- EXERCISE DIRECTIONS: Look through the records below, count the lines with the word "honmachi", and reply with only the number.

- LISTED ENTRIES:
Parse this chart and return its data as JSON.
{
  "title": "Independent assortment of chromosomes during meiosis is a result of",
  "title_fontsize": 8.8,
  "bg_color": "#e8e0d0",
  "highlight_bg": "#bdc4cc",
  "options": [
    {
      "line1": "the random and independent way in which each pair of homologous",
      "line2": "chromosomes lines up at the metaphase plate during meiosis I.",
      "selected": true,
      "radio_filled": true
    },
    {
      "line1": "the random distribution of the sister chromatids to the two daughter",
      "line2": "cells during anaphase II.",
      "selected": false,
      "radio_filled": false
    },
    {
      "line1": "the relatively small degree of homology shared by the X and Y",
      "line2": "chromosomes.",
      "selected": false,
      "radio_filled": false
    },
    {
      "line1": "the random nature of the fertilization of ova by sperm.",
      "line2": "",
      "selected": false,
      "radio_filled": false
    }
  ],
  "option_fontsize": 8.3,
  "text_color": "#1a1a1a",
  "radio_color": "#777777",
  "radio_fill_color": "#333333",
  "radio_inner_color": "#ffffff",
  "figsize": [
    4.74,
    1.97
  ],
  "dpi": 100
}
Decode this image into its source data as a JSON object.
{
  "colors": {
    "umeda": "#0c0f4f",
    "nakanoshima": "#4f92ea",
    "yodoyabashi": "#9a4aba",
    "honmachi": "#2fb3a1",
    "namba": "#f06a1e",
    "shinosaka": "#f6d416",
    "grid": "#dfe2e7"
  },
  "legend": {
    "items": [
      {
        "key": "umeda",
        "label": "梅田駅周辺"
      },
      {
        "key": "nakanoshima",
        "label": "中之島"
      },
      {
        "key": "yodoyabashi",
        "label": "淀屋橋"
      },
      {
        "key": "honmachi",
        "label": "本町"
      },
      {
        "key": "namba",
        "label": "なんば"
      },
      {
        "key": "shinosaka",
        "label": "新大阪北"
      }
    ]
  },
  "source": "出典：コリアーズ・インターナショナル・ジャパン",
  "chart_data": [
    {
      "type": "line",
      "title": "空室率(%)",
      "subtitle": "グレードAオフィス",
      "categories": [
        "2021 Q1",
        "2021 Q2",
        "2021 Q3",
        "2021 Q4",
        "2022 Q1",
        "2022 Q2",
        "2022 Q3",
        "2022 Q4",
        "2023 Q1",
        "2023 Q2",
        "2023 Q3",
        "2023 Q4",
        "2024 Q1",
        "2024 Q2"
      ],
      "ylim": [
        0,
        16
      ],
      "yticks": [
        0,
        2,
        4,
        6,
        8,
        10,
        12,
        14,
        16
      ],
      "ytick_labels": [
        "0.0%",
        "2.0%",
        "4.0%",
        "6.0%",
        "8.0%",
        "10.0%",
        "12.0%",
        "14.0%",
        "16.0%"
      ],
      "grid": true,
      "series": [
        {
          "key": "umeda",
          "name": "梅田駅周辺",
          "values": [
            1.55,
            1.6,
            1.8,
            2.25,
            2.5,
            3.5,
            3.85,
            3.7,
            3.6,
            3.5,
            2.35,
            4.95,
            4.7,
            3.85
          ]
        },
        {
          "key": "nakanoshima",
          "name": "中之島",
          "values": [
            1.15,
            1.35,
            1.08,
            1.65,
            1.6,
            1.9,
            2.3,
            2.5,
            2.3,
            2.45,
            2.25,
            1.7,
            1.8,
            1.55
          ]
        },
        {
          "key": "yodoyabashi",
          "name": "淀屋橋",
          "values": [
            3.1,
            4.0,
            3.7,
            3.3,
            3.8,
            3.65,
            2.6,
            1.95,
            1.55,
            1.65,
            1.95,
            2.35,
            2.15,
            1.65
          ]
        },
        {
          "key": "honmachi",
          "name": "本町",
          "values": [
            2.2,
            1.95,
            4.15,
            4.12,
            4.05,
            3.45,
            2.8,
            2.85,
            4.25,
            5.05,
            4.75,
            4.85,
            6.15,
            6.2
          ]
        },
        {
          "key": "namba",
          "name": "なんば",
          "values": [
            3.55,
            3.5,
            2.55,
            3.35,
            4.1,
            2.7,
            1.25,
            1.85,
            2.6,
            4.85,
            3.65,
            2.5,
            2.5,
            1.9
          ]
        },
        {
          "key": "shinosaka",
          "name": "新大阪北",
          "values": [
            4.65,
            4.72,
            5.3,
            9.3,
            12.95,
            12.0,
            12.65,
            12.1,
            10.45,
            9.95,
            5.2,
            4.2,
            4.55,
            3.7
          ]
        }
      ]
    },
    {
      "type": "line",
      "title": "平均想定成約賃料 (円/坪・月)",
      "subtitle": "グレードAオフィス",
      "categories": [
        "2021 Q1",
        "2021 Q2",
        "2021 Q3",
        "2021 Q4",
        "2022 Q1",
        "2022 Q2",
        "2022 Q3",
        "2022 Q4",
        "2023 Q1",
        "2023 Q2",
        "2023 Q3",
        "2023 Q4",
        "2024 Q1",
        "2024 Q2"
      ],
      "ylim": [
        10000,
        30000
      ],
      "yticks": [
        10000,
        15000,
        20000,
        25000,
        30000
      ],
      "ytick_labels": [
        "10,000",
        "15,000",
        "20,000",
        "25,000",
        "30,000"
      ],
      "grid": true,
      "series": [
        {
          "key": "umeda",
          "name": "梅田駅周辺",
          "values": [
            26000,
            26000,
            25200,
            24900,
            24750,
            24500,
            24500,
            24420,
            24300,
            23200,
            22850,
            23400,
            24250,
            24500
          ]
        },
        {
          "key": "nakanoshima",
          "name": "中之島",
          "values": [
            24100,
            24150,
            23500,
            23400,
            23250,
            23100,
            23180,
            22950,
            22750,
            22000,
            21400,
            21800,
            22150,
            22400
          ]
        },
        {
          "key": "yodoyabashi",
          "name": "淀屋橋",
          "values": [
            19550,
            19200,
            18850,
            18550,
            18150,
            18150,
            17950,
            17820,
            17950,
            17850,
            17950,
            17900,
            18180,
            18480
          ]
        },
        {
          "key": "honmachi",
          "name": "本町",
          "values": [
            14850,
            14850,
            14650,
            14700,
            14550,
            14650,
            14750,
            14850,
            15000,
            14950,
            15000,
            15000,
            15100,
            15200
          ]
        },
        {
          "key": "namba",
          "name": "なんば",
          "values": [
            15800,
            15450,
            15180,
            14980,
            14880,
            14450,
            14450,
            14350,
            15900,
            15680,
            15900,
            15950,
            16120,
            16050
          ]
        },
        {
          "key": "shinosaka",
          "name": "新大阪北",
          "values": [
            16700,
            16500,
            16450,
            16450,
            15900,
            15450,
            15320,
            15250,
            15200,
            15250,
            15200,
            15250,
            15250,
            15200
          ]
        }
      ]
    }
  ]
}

- ANSWER TO THE EXERCISE: 4